● WORK TO COMPLETE: Reproduce each line exactly. Skip none.

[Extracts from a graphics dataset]

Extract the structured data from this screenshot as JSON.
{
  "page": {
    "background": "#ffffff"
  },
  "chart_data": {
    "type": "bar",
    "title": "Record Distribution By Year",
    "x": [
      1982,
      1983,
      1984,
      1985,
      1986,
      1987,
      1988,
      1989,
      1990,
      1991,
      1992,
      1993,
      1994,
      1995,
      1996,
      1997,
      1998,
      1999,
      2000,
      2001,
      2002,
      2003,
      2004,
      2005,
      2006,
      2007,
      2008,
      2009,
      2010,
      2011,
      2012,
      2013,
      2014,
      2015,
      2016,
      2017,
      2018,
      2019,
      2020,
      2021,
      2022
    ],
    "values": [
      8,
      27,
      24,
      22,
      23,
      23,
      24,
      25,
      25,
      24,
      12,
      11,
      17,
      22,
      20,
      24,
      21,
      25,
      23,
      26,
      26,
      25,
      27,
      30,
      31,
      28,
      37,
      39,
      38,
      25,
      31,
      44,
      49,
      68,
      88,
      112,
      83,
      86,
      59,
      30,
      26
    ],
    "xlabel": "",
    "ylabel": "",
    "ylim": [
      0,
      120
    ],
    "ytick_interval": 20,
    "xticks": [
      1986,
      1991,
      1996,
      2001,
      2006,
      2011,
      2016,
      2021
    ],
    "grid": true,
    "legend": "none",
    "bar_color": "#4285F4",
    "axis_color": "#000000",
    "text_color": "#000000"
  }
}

● COMPLETE ANSWER:
Extract the structured data from this screenshot as JSON.
{
  "page": {
    "background": "#ffffff"
  },
  "chart_data": {
    "type": "bar",
    "title": "Record Distribution By Year",
    "x": [
      1982,
      1983,
      1984,
      1985,
      1986,
      1987,
      1988,
      1989,
      1990,
      1991,
      1992,
      1993,
      1994,
      1995,
      1996,
      1997,
      1998,
      1999,
      2000,
      2001,
      2002,
      2003,
      2004,
      2005,
      2006,
      2007,
      2008,
      2009,
      2010,
      2011,
      2012,
      2013,
      2014,
      2015,
      2016,
      2017,
      2018,
      2019,
      2020,
      2021,
      2022
    ],
    "values": [
      8,
      27,
      24,
      22,
      23,
      23,
      24,
      25,
      25,
      24,
      12,
      11,
      17,
      22,
      20,
      24,
      21,
      25,
      23,
      26,
      26,
      25,
      27,
      30,
      31,
      28,
      37,
      39,
      38,
      25,
      31,
      44,
      49,
      68,
      88,
      112,
      83,
      86,
      59,
      30,
      26
    ],
    "xlabel": "",
    "ylabel": "",
    "ylim": [
      0,
      120
    ],
    "ytick_interval": 20,
    "xticks": [
      1986,
      1991,
      1996,
      2001,
      2006,
      2011,
      2016,
      2021
    ],
    "grid": true,
    "legend": "none",
    "bar_color": "#4285F4",
    "axis_color": "#000000",
    "text_color": "#000000"
  }
}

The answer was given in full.